To be done
Retype all material exactly. Pictures stay out of the copy.

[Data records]
-=-=-

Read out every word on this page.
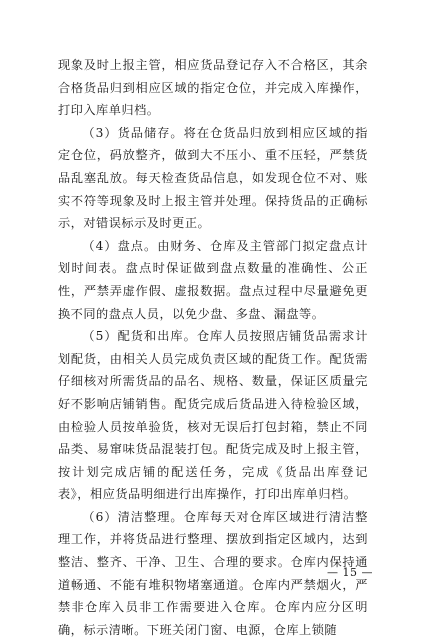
现象及时上报主管，相应货品登记存入不合格区，其余合格货品归到相应区域的指定仓位，并完成入库操作，打印入库单归档。

（3）货品储存。将在仓货品归放到相应区域的指定仓位，码放整齐，做到大不压小、重不压轻，严禁货品乱塞乱放。每天检查货品信息，如发现仓位不对、账实不符等现象及时上报主管并处理。保持货品的正确标示，对错误标示及时更正。

（4）盘点。由财务、仓库及主管部门拟定盘点计划时间表。盘点时保证做到盘点数量的准确性、公正性，严禁弄虚作假、虚报数据。盘点过程中尽量避免更换不同的盘点人员，以免少盘、多盘、漏盘等。

（5）配货和出库。仓库人员按照店铺货品需求计划配货，由相关人员完成负责区域的配货工作。配货需仔细核对所需货品的品名、规格、数量，保证区质量完好不影响店铺销售。配货完成后货品进入待检验区域，由检验人员按单验货，核对无误后打包封箱，禁止不同品类、易窜味货品混装打包。配货完成及时上报主管，按计划完成店铺的配送任务，完成《货品出库登记表》，相应货品明细进行出库操作，打印出库单归档。

（6）清洁整理。仓库每天对仓库区域进行清洁整理工作，并将货品进行整理、摆放到指定区域内，达到整洁、整齐、干净、卫生、合理的要求。仓库内保持通道畅通、不能有堆积物堵塞通道。仓库内严禁烟火，严禁非仓库入员非工作需要进入仓库。仓库内应分区明确，标示清晰。下班关闭门窗、电源，仓库上锁随

— 15 —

-=-=-

Worked answer
Read out every word on this page.
现象及时上报主管，相应货品登记存入不合格区，其余合格货品归到相应区域的指定仓位，并完成入库操作，打印入库单归档。

（3）货品储存。将在仓货品归放到相应区域的指定仓位，码放整齐，做到大不压小、重不压轻，严禁货品乱塞乱放。每天检查货品信息，如发现仓位不对、账实不符等现象及时上报主管并处理。保持货品的正确标示，对错误标示及时更正。

（4）盘点。由财务、仓库及主管部门拟定盘点计划时间表。盘点时保证做到盘点数量的准确性、公正性，严禁弄虚作假、虚报数据。盘点过程中尽量避免更换不同的盘点人员，以免少盘、多盘、漏盘等。

（5）配货和出库。仓库人员按照店铺货品需求计划配货，由相关人员完成负责区域的配货工作。配货需仔细核对所需货品的品名、规格、数量，保证区质量完好不影响店铺销售。配货完成后货品进入待检验区域，由检验人员按单验货，核对无误后打包封箱，禁止不同品类、易窜味货品混装打包。配货完成及时上报主管，按计划完成店铺的配送任务，完成《货品出库登记表》，相应货品明细进行出库操作，打印出库单归档。

（6）清洁整理。仓库每天对仓库区域进行清洁整理工作，并将货品进行整理、摆放到指定区域内，达到整洁、整齐、干净、卫生、合理的要求。仓库内保持通道畅通、不能有堆积物堵塞通道。仓库内严禁烟火，严禁非仓库入员非工作需要进入仓库。仓库内应分区明确，标示清晰。下班关闭门窗、电源，仓库上锁随

— 15 —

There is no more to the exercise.